▶ Objective
Copy out each line that has "small" in it.

▶ Information shown

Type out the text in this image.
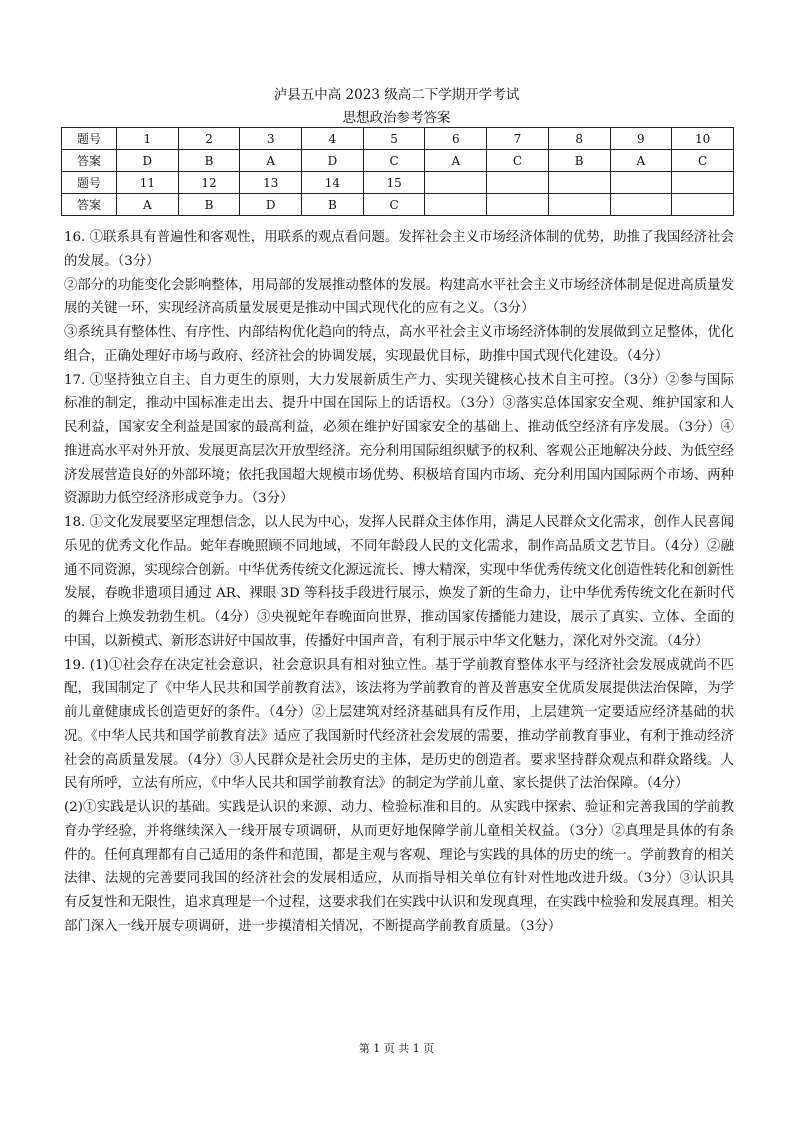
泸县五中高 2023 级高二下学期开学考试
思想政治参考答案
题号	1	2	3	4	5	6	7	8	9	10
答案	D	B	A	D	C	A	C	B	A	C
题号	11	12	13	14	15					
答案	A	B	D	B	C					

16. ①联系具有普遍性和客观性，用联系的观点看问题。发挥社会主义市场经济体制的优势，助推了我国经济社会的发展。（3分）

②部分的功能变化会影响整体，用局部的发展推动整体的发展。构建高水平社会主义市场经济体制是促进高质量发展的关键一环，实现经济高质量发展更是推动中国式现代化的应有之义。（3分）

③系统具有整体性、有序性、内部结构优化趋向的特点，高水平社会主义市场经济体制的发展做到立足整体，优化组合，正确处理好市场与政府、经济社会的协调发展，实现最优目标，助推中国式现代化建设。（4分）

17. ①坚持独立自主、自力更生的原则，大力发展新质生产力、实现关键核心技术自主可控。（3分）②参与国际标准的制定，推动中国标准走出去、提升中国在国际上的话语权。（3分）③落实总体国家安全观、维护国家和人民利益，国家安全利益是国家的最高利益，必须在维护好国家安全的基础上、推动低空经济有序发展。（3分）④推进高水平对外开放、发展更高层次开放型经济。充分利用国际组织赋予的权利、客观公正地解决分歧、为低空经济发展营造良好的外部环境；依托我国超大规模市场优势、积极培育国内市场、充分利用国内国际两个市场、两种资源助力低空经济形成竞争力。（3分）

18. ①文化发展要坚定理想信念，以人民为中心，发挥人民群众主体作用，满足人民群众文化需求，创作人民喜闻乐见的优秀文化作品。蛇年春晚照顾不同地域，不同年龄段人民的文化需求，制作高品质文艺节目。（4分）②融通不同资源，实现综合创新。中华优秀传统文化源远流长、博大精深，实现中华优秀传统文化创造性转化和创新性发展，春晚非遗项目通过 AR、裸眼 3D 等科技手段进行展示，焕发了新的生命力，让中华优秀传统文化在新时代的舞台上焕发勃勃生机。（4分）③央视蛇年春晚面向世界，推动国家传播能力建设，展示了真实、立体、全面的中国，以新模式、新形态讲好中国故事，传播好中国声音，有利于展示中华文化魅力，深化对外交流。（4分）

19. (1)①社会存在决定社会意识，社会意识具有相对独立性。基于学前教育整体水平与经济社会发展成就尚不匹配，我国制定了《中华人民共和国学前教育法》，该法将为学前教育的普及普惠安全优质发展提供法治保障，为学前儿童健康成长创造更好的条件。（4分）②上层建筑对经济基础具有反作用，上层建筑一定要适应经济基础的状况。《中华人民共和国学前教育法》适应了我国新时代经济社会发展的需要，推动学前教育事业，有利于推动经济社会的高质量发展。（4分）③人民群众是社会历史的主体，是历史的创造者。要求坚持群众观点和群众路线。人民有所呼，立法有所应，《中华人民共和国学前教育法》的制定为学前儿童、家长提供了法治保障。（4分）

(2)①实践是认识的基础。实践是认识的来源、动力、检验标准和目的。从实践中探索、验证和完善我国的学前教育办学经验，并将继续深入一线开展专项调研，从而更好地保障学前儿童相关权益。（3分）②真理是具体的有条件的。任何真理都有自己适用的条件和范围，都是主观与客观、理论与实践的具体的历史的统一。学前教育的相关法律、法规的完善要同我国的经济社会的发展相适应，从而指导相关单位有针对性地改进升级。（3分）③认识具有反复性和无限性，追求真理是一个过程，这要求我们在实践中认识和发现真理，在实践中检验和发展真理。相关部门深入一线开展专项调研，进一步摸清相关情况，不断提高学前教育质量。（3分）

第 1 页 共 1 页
--
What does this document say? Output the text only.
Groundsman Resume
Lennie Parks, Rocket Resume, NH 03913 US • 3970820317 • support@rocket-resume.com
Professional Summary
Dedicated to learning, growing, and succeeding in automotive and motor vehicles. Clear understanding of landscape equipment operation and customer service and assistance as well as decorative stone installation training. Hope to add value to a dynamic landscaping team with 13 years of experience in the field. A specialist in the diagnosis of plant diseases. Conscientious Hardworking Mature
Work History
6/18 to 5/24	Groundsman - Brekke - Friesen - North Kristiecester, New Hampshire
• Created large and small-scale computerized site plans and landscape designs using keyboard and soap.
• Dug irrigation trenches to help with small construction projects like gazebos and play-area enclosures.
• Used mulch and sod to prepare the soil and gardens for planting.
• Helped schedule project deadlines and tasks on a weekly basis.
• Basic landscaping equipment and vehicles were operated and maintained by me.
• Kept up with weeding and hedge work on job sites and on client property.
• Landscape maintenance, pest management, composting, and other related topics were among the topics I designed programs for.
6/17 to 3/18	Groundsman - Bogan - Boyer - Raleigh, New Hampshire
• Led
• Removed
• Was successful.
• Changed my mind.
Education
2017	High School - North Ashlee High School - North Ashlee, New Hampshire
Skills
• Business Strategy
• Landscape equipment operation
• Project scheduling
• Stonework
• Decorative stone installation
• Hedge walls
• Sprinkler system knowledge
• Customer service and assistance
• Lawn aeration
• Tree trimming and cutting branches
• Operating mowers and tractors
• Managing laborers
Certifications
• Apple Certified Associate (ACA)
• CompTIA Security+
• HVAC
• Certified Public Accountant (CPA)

▶ Complete output
• Created large and small-scale computerized site plans and landscape designs using keyboard and soap.
• Dug irrigation trenches to help with small construction projects like gazebos and play-area enclosures.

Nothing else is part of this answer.